Beginning with the line that contains "Convert this document image to plain text.", extract each line through the end of the listing below, with no additions or omissions.

[Records from a dataset]
:::

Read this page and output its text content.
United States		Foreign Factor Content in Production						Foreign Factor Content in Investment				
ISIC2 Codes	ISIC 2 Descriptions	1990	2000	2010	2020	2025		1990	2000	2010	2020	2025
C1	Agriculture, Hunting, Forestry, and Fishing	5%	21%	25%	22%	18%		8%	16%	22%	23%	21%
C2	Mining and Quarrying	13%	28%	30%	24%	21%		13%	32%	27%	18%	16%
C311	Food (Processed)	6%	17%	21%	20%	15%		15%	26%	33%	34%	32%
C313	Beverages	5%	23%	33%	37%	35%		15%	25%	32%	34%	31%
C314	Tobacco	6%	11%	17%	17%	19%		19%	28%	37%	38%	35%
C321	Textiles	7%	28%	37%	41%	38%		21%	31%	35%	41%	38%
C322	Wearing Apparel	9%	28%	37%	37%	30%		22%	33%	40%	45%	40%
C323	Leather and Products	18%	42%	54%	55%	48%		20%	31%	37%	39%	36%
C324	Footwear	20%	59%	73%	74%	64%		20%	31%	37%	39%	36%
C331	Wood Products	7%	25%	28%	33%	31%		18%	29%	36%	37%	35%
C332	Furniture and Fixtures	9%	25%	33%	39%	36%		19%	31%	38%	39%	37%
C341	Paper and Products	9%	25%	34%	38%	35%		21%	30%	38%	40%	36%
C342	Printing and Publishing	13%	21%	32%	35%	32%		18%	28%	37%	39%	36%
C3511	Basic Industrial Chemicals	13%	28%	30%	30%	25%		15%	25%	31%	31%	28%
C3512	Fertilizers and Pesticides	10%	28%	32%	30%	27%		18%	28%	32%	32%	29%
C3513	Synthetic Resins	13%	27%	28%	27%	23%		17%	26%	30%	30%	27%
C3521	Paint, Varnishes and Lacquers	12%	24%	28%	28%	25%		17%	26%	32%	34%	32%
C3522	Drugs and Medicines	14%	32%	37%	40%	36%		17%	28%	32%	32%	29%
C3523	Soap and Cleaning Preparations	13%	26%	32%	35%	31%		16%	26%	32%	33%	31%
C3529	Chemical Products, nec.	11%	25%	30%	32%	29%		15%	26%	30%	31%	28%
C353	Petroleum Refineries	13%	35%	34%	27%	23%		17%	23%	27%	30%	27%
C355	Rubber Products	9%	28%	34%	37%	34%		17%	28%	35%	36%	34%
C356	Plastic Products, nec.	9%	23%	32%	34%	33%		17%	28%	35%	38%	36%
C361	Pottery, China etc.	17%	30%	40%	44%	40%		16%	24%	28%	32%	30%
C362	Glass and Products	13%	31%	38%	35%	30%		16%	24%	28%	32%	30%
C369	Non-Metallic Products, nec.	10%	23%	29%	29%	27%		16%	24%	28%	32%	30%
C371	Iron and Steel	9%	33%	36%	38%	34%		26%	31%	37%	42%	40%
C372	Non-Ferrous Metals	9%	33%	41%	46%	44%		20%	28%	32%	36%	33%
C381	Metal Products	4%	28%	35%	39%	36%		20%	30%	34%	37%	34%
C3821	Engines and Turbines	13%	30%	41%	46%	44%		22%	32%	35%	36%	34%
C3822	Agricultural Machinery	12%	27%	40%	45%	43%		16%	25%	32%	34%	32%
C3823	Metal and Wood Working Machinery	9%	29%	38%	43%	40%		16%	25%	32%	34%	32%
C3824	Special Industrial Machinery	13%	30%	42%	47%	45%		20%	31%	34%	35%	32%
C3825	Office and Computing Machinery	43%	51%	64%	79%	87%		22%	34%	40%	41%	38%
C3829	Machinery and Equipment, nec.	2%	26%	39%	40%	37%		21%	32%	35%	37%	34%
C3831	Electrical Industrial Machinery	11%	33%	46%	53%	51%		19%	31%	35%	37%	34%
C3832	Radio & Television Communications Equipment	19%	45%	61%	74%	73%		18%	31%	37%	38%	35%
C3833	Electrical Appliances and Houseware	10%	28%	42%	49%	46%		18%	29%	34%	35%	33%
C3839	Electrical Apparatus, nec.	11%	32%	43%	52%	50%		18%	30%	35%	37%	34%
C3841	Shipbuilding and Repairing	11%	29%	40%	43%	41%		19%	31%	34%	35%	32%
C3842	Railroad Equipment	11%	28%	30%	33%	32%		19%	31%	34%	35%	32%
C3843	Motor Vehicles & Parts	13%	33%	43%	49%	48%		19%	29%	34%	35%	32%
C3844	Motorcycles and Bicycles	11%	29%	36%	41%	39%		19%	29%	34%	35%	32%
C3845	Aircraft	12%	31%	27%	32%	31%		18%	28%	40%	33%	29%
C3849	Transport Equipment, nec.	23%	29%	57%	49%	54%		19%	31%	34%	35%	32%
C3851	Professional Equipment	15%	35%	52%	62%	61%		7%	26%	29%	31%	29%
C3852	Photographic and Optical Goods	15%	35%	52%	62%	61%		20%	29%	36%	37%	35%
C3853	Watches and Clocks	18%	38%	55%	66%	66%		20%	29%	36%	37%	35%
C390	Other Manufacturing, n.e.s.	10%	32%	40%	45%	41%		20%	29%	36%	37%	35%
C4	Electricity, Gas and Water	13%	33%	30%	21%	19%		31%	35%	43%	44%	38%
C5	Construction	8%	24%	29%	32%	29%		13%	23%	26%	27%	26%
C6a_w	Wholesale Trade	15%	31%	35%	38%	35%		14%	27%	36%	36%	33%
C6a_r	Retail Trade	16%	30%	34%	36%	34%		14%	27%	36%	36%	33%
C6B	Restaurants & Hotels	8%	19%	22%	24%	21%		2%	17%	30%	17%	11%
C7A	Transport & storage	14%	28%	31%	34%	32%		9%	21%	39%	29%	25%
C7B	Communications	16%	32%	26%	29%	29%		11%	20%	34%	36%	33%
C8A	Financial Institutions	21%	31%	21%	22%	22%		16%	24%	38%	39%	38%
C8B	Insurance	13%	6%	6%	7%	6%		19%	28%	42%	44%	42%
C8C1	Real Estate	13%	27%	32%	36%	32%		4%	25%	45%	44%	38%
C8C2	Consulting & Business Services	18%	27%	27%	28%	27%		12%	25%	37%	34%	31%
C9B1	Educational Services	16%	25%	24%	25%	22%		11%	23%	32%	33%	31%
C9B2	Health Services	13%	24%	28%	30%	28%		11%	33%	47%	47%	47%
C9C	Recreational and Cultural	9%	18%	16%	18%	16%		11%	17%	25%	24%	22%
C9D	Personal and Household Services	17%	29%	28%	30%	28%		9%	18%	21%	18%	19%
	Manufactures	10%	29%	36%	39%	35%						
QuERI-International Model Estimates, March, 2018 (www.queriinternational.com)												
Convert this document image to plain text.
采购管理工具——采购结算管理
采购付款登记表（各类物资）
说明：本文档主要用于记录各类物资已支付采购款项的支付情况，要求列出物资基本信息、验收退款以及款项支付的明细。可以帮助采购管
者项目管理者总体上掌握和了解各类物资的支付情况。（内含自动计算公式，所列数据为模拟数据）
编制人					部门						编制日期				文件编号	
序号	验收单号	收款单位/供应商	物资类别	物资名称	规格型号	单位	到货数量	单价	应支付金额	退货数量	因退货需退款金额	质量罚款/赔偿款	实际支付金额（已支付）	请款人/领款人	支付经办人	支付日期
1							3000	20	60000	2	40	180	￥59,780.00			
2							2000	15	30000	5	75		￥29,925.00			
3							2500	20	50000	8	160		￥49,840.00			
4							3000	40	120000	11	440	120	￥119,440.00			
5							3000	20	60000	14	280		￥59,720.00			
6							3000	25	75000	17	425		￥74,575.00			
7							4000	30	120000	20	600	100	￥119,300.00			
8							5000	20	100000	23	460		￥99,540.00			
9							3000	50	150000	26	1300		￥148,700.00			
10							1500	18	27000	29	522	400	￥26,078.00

:::

SOLUTION TO THIS PROBLEM:
Convert this document image to plain text.
采购管理工具——采购结算管理
采购付款登记表（各类物资）
说明：本文档主要用于记录各类物资已支付采购款项的支付情况，要求列出物资基本信息、验收退款以及款项支付的明细。可以帮助采购管
者项目管理者总体上掌握和了解各类物资的支付情况。（内含自动计算公式，所列数据为模拟数据）
编制人					部门						编制日期				文件编号	
序号	验收单号	收款单位/供应商	物资类别	物资名称	规格型号	单位	到货数量	单价	应支付金额	退货数量	因退货需退款金额	质量罚款/赔偿款	实际支付金额（已支付）	请款人/领款人	支付经办人	支付日期
1							3000	20	60000	2	40	180	￥59,780.00			
2							2000	15	30000	5	75		￥29,925.00			
3							2500	20	50000	8	160		￥49,840.00			
4							3000	40	120000	11	440	120	￥119,440.00			
5							3000	20	60000	14	280		￥59,720.00			
6							3000	25	75000	17	425		￥74,575.00			
7							4000	30	120000	20	600	100	￥119,300.00			
8							5000	20	100000	23	460		￥99,540.00			
9							3000	50	150000	26	1300		￥148,700.00			
10							1500	18	27000	29	522	400	￥26,078.00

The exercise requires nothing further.